---------- EXTRACTED DATA
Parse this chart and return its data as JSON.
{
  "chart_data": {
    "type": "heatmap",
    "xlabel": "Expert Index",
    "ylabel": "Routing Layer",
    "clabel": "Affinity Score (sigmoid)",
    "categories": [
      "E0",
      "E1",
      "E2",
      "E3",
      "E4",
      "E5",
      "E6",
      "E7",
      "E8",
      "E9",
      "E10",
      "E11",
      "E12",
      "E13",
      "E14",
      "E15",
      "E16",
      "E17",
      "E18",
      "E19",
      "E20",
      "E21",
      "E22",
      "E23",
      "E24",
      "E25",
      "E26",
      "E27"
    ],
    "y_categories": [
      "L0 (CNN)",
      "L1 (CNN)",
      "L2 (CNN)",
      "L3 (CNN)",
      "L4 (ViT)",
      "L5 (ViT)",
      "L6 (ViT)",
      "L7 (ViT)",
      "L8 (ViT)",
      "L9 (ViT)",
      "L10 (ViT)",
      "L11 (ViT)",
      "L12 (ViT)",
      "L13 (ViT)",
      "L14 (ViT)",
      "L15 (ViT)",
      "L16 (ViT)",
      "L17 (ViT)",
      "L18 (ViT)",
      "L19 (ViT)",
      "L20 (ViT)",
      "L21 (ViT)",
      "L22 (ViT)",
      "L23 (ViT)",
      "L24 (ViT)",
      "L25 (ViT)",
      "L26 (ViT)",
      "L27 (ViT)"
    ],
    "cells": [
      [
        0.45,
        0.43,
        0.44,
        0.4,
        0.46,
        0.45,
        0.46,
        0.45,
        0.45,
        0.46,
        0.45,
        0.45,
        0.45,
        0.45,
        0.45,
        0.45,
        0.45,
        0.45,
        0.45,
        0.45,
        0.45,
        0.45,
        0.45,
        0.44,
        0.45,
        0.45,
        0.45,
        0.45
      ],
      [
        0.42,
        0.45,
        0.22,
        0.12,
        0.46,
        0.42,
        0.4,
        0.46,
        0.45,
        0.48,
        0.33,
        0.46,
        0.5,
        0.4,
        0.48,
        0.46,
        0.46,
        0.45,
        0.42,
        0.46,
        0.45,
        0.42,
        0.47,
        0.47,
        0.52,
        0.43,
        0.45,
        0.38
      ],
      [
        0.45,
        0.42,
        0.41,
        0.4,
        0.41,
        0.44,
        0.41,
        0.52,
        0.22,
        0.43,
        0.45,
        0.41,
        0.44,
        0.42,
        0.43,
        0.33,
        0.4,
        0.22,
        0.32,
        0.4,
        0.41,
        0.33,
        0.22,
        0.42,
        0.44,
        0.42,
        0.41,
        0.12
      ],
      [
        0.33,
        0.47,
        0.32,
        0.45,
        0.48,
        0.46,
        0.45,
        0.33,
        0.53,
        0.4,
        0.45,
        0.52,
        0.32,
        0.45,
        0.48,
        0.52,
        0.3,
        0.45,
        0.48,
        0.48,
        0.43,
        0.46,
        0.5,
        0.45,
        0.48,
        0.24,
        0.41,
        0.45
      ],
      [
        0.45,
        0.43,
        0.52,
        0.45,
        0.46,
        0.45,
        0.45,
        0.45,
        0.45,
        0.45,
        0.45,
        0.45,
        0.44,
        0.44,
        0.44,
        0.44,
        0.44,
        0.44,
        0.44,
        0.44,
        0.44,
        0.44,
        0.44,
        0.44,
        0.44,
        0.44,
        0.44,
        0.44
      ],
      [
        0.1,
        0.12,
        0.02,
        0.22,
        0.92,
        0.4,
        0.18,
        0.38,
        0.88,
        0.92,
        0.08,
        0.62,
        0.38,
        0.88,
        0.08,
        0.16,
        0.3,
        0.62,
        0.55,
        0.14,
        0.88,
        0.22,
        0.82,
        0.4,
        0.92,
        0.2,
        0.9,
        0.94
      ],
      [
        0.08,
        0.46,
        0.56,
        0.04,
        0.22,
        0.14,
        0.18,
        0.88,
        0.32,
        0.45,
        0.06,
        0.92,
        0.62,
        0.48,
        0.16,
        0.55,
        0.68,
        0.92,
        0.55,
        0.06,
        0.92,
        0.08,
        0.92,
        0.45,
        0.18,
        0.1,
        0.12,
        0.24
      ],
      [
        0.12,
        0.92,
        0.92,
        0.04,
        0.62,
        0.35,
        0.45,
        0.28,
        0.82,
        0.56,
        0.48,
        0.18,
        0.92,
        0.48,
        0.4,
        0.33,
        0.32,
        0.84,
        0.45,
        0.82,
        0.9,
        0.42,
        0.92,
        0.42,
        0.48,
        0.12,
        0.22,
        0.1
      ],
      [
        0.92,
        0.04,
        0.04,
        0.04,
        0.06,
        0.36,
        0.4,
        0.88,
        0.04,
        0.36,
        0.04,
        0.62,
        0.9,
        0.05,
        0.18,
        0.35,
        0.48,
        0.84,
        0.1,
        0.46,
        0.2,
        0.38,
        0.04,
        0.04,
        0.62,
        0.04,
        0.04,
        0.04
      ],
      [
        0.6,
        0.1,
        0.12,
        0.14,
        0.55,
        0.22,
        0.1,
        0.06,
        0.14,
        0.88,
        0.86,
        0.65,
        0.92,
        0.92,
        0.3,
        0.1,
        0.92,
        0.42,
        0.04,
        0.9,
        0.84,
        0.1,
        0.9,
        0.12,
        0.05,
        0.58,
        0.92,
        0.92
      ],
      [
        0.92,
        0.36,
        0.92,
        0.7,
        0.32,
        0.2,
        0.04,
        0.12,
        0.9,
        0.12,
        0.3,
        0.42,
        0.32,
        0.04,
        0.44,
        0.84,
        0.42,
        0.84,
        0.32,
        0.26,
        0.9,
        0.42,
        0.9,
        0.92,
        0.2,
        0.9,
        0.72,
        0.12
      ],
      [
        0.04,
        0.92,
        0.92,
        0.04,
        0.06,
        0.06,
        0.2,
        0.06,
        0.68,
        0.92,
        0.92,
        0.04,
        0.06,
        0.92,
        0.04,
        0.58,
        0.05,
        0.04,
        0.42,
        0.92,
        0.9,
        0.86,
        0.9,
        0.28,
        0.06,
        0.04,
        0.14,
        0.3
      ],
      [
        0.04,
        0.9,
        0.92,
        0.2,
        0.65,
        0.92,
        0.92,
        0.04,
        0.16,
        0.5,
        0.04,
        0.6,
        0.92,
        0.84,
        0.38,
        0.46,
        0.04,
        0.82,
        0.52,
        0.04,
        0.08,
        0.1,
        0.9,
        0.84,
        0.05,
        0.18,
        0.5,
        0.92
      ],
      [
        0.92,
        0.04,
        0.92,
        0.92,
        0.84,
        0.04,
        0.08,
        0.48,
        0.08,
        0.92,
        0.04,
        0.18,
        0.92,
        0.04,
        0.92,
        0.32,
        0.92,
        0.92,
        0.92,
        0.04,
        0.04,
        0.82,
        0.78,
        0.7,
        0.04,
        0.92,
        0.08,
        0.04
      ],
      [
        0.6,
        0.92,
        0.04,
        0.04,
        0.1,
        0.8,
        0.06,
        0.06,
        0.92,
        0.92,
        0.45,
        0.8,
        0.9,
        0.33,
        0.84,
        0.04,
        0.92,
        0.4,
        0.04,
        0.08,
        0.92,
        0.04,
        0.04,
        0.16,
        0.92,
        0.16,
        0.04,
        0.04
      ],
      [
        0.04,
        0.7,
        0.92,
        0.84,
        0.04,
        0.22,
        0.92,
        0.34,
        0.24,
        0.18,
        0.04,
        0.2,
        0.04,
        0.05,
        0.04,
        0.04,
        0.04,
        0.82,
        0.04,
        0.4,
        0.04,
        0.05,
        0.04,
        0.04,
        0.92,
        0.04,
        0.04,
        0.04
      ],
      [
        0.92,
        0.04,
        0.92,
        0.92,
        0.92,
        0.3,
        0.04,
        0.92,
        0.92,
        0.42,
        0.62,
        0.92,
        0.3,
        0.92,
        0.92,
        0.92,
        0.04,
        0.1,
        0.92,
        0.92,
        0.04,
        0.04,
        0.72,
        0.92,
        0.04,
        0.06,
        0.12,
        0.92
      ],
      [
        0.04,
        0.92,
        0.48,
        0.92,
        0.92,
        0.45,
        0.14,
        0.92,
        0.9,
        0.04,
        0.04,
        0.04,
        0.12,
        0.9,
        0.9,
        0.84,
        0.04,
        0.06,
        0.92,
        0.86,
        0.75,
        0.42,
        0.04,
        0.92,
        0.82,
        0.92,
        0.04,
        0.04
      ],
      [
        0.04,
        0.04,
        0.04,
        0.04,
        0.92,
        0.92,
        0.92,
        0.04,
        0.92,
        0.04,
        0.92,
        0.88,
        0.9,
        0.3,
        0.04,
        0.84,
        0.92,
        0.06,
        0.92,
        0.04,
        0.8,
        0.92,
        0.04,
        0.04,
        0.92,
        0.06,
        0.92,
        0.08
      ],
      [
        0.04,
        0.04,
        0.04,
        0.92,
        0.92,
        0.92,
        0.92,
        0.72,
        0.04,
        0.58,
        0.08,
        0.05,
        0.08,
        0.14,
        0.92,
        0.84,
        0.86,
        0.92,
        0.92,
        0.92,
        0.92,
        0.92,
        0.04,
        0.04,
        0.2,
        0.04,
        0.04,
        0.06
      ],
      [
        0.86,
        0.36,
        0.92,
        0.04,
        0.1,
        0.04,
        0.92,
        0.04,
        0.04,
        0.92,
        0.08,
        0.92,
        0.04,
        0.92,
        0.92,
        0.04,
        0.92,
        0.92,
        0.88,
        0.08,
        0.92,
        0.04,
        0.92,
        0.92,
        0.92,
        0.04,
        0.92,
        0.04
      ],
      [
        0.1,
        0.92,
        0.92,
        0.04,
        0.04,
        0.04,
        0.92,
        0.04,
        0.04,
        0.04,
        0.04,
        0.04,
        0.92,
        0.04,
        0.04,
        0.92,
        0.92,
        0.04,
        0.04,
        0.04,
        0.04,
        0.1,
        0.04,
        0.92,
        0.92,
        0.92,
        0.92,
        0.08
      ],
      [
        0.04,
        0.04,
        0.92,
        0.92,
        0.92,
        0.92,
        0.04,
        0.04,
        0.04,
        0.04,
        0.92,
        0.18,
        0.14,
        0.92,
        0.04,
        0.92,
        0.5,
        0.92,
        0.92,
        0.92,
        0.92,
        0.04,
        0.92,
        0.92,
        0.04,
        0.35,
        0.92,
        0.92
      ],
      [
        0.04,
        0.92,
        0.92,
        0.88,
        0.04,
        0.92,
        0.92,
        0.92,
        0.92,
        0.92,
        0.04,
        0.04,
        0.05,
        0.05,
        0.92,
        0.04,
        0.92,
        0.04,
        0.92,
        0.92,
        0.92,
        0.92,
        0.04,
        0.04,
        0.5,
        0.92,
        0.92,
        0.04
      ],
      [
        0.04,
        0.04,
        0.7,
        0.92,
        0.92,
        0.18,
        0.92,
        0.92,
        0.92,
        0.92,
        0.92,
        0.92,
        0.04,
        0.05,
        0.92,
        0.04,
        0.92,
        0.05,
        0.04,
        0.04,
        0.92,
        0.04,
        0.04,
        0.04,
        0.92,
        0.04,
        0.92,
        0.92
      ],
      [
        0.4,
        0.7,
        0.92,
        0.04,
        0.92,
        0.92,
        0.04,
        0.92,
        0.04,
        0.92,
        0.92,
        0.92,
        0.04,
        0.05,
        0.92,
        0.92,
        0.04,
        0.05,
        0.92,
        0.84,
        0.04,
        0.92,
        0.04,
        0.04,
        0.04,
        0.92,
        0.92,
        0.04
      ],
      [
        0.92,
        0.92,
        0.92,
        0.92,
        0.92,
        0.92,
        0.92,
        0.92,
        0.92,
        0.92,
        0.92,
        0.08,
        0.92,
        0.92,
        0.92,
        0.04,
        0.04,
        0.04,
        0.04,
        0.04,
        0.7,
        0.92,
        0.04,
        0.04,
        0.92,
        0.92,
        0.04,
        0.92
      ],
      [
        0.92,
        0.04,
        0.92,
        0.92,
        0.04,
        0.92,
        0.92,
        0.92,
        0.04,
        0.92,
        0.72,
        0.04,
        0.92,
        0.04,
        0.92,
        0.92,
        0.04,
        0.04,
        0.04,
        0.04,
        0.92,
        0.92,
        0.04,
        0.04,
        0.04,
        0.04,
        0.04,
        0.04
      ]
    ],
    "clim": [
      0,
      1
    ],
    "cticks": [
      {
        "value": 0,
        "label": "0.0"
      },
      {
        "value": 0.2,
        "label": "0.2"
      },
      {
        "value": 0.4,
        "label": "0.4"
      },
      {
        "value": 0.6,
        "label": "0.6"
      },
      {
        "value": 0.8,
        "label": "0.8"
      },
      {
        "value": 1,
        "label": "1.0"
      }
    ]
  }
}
--------------------
Gather all lines of the records that include the word "value".

▸ **CORRECT OUTPUT**
        "value": 0,
        "value": 0.2,
        "value": 0.4,
        "value": 0.6,
        "value": 0.8,
        "value": 1,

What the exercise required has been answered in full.